(Figure record extracts)
....

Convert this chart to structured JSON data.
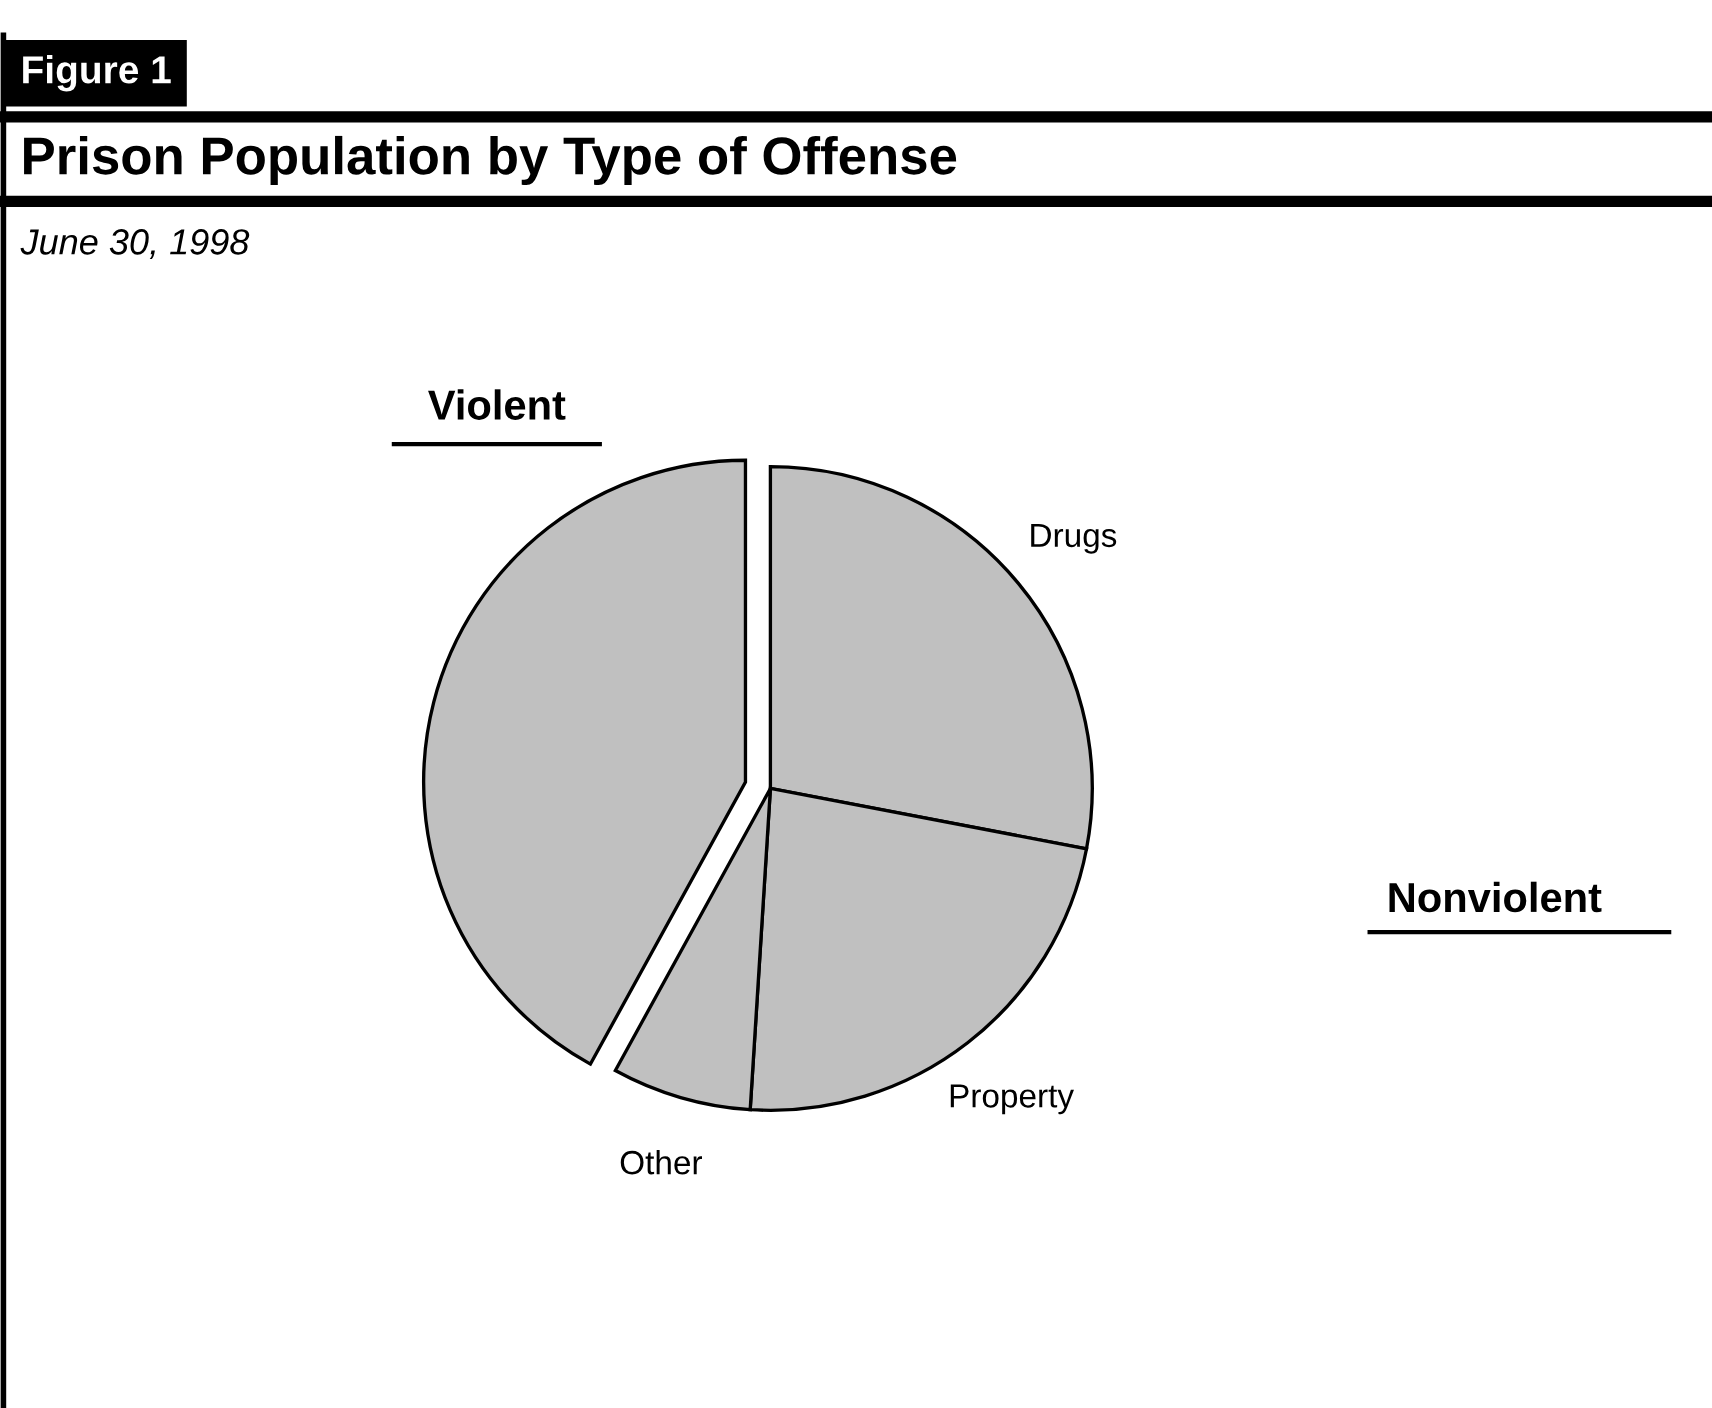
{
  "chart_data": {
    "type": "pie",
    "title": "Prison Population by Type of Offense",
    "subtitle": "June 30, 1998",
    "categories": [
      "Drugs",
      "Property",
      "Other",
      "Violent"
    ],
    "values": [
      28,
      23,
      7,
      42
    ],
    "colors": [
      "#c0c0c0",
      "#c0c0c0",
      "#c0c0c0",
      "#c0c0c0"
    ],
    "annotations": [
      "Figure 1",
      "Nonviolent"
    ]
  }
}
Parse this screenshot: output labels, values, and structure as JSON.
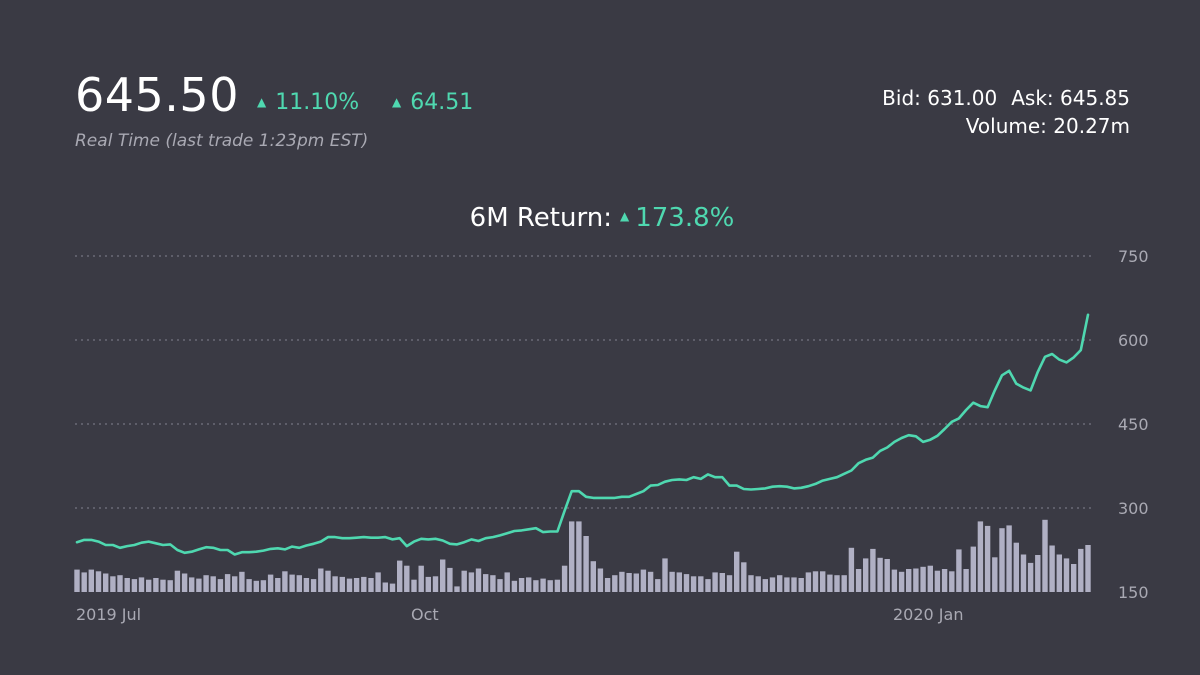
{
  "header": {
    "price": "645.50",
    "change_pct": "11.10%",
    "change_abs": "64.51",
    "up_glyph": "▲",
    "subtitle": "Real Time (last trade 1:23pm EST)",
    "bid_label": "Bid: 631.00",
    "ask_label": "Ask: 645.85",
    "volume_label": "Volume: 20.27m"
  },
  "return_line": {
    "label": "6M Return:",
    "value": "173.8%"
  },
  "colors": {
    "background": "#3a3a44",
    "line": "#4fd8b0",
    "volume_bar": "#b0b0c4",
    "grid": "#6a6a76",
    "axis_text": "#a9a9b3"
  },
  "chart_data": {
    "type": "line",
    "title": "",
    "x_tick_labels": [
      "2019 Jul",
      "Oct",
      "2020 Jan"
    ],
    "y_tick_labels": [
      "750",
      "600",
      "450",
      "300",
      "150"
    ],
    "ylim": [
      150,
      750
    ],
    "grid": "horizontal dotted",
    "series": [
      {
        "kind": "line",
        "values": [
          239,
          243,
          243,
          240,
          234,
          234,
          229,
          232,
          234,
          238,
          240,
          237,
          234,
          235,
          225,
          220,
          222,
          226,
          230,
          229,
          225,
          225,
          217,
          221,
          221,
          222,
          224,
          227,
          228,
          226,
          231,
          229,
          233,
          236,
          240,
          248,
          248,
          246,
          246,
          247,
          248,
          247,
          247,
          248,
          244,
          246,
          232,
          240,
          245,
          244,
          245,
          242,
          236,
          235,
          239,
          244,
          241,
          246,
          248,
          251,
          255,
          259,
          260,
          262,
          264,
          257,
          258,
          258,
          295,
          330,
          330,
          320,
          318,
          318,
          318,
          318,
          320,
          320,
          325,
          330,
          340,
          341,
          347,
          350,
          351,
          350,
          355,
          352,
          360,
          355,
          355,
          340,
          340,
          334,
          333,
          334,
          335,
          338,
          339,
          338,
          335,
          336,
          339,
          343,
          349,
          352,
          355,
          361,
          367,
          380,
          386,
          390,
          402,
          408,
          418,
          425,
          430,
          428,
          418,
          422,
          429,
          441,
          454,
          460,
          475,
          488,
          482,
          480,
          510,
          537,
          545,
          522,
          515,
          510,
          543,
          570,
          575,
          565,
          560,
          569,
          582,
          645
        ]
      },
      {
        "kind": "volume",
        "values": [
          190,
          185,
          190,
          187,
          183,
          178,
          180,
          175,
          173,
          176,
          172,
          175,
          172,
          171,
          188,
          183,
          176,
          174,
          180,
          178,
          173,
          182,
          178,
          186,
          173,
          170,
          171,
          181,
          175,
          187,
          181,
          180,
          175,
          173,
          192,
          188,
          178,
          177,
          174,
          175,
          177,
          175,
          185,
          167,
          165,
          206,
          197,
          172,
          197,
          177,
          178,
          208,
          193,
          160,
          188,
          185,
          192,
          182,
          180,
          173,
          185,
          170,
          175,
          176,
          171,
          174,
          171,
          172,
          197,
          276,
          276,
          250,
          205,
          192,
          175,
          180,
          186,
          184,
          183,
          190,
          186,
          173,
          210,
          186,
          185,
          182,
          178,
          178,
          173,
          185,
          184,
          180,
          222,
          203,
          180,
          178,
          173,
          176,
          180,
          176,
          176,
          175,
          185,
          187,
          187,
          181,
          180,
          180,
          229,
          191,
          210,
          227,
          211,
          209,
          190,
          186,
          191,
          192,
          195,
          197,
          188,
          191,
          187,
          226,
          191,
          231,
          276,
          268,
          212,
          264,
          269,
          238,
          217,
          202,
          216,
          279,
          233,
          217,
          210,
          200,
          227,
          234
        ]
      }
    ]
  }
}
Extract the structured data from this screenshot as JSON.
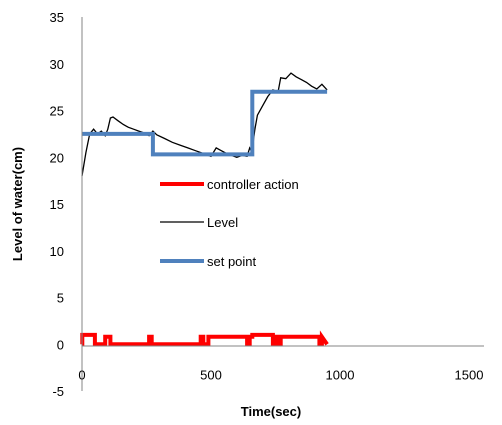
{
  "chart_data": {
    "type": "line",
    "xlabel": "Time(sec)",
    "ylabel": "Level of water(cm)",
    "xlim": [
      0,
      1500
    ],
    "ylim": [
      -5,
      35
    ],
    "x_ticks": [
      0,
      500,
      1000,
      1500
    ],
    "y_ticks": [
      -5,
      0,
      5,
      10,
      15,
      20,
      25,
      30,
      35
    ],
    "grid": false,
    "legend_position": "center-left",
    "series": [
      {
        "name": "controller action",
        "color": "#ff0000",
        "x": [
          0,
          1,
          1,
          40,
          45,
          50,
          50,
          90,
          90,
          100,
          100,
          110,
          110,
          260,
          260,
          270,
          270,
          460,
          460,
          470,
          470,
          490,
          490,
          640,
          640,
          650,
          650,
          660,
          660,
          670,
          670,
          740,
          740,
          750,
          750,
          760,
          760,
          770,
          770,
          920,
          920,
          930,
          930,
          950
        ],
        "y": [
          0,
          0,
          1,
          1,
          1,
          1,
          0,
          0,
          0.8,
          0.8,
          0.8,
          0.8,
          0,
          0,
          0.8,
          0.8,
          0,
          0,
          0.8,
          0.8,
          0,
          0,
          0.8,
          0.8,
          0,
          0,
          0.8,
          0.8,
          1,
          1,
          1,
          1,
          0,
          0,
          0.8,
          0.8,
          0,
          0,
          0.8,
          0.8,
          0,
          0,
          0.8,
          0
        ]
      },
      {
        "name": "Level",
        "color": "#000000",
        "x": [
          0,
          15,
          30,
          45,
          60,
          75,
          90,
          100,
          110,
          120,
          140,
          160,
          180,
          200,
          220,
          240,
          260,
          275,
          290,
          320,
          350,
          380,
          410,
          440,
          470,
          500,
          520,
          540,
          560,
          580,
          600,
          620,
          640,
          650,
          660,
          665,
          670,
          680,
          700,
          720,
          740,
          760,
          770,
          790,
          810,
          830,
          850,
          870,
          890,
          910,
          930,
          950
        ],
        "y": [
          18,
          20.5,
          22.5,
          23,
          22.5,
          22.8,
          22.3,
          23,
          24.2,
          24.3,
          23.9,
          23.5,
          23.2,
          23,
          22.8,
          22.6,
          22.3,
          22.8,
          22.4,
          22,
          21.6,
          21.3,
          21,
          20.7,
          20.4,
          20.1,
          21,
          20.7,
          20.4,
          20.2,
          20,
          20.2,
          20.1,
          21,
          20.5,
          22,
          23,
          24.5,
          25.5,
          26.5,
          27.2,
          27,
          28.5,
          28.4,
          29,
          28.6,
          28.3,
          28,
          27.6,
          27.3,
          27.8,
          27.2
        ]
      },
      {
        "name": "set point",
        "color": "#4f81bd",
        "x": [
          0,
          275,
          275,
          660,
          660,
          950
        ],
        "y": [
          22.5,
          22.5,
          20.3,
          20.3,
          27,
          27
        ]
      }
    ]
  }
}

....

WORK REQUIRED
Without the pictures, transcribe the listing above exactly.

SOLUTION FOR THIS TASK
Convert this chart to structured JSON data.
{
  "chart_data": {
    "type": "pie",
    "title": "Prison Population by Type of Offense",
    "subtitle": "June 30, 1998",
    "categories": [
      "Drugs",
      "Property",
      "Other",
      "Violent"
    ],
    "values": [
      28,
      23,
      7,
      42
    ],
    "colors": [
      "#c0c0c0",
      "#c0c0c0",
      "#c0c0c0",
      "#c0c0c0"
    ],
    "annotations": [
      "Figure 1",
      "Nonviolent"
    ]
  }
}
Parse this screenshot: output labels, values, and structure as JSON.
{
  "header": {
    "price": "645.50",
    "change_pct": "11.10%",
    "change_abs": "64.51",
    "up_glyph": "▲",
    "subtitle": "Real Time (last trade 1:23pm EST)",
    "bid_label": "Bid: 631.00",
    "ask_label": "Ask: 645.85",
    "volume_label": "Volume: 20.27m"
  },
  "return_line": {
    "label": "6M Return:",
    "value": "173.8%"
  },
  "colors": {
    "background": "#3a3a44",
    "line": "#4fd8b0",
    "volume_bar": "#b0b0c4",
    "grid": "#6a6a76",
    "axis_text": "#a9a9b3"
  },
  "chart_data": {
    "type": "line",
    "title": "",
    "x_tick_labels": [
      "2019 Jul",
      "Oct",
      "2020 Jan"
    ],
    "y_tick_labels": [
      "750",
      "600",
      "450",
      "300",
      "150"
    ],
    "ylim": [
      150,
      750
    ],
    "grid": "horizontal dotted",
    "series": [
      {
        "kind": "line",
        "values": [
          239,
          243,
          243,
          240,
          234,
          234,
          229,
          232,
          234,
          238,
          240,
          237,
          234,
          235,
          225,
          220,
          222,
          226,
          230,
          229,
          225,
          225,
          217,
          221,
          221,
          222,
          224,
          227,
          228,
          226,
          231,
          229,
          233,
          236,
          240,
          248,
          248,
          246,
          246,
          247,
          248,
          247,
          247,
          248,
          244,
          246,
          232,
          240,
          245,
          244,
          245,
          242,
          236,
          235,
          239,
          244,
          241,
          246,
          248,
          251,
          255,
          259,
          260,
          262,
          264,
          257,
          258,
          258,
          295,
          330,
          330,
          320,
          318,
          318,
          318,
          318,
          320,
          320,
          325,
          330,
          340,
          341,
          347,
          350,
          351,
          350,
          355,
          352,
          360,
          355,
          355,
          340,
          340,
          334,
          333,
          334,
          335,
          338,
          339,
          338,
          335,
          336,
          339,
          343,
          349,
          352,
          355,
          361,
          367,
          380,
          386,
          390,
          402,
          408,
          418,
          425,
          430,
          428,
          418,
          422,
          429,
          441,
          454,
          460,
          475,
          488,
          482,
          480,
          510,
          537,
          545,
          522,
          515,
          510,
          543,
          570,
          575,
          565,
          560,
          569,
          582,
          645
        ]
      },
      {
        "kind": "volume",
        "values": [
          190,
          185,
          190,
          187,
          183,
          178,
          180,
          175,
          173,
          176,
          172,
          175,
          172,
          171,
          188,
          183,
          176,
          174,
          180,
          178,
          173,
          182,
          178,
          186,
          173,
          170,
          171,
          181,
          175,
          187,
          181,
          180,
          175,
          173,
          192,
          188,
          178,
          177,
          174,
          175,
          177,
          175,
          185,
          167,
          165,
          206,
          197,
          172,
          197,
          177,
          178,
          208,
          193,
          160,
          188,
          185,
          192,
          182,
          180,
          173,
          185,
          170,
          175,
          176,
          171,
          174,
          171,
          172,
          197,
          276,
          276,
          250,
          205,
          192,
          175,
          180,
          186,
          184,
          183,
          190,
          186,
          173,
          210,
          186,
          185,
          182,
          178,
          178,
          173,
          185,
          184,
          180,
          222,
          203,
          180,
          178,
          173,
          176,
          180,
          176,
          176,
          175,
          185,
          187,
          187,
          181,
          180,
          180,
          229,
          191,
          210,
          227,
          211,
          209,
          190,
          186,
          191,
          192,
          195,
          197,
          188,
          191,
          187,
          226,
          191,
          231,
          276,
          268,
          212,
          264,
          269,
          238,
          217,
          202,
          216,
          279,
          233,
          217,
          210,
          200,
          227,
          234
        ]
      }
    ]
  }
}
Extract the structured data from this screenshot as JSON.
{
  "chart_data": {
    "type": "line",
    "xlabel": "Time(sec)",
    "ylabel": "Level of water(cm)",
    "xlim": [
      0,
      1500
    ],
    "ylim": [
      -5,
      35
    ],
    "x_ticks": [
      0,
      500,
      1000,
      1500
    ],
    "y_ticks": [
      -5,
      0,
      5,
      10,
      15,
      20,
      25,
      30,
      35
    ],
    "grid": false,
    "legend_position": "center-left",
    "series": [
      {
        "name": "controller action",
        "color": "#ff0000",
        "x": [
          0,
          1,
          1,
          40,
          45,
          50,
          50,
          90,
          90,
          100,
          100,
          110,
          110,
          260,
          260,
          270,
          270,
          460,
          460,
          470,
          470,
          490,
          490,
          640,
          640,
          650,
          650,
          660,
          660,
          670,
          670,
          740,
          740,
          750,
          750,
          760,
          760,
          770,
          770,
          920,
          920,
          930,
          930,
          950
        ],
        "y": [
          0,
          0,
          1,
          1,
          1,
          1,
          0,
          0,
          0.8,
          0.8,
          0.8,
          0.8,
          0,
          0,
          0.8,
          0.8,
          0,
          0,
          0.8,
          0.8,
          0,
          0,
          0.8,
          0.8,
          0,
          0,
          0.8,
          0.8,
          1,
          1,
          1,
          1,
          0,
          0,
          0.8,
          0.8,
          0,
          0,
          0.8,
          0.8,
          0,
          0,
          0.8,
          0
        ]
      },
      {
        "name": "Level",
        "color": "#000000",
        "x": [
          0,
          15,
          30,
          45,
          60,
          75,
          90,
          100,
          110,
          120,
          140,
          160,
          180,
          200,
          220,
          240,
          260,
          275,
          290,
          320,
          350,
          380,
          410,
          440,
          470,
          500,
          520,
          540,
          560,
          580,
          600,
          620,
          640,
          650,
          660,
          665,
          670,
          680,
          700,
          720,
          740,
          760,
          770,
          790,
          810,
          830,
          850,
          870,
          890,
          910,
          930,
          950
        ],
        "y": [
          18,
          20.5,
          22.5,
          23,
          22.5,
          22.8,
          22.3,
          23,
          24.2,
          24.3,
          23.9,
          23.5,
          23.2,
          23,
          22.8,
          22.6,
          22.3,
          22.8,
          22.4,
          22,
          21.6,
          21.3,
          21,
          20.7,
          20.4,
          20.1,
          21,
          20.7,
          20.4,
          20.2,
          20,
          20.2,
          20.1,
          21,
          20.5,
          22,
          23,
          24.5,
          25.5,
          26.5,
          27.2,
          27,
          28.5,
          28.4,
          29,
          28.6,
          28.3,
          28,
          27.6,
          27.3,
          27.8,
          27.2
        ]
      },
      {
        "name": "set point",
        "color": "#4f81bd",
        "x": [
          0,
          275,
          275,
          660,
          660,
          950
        ],
        "y": [
          22.5,
          22.5,
          20.3,
          20.3,
          27,
          27
        ]
      }
    ]
  }
}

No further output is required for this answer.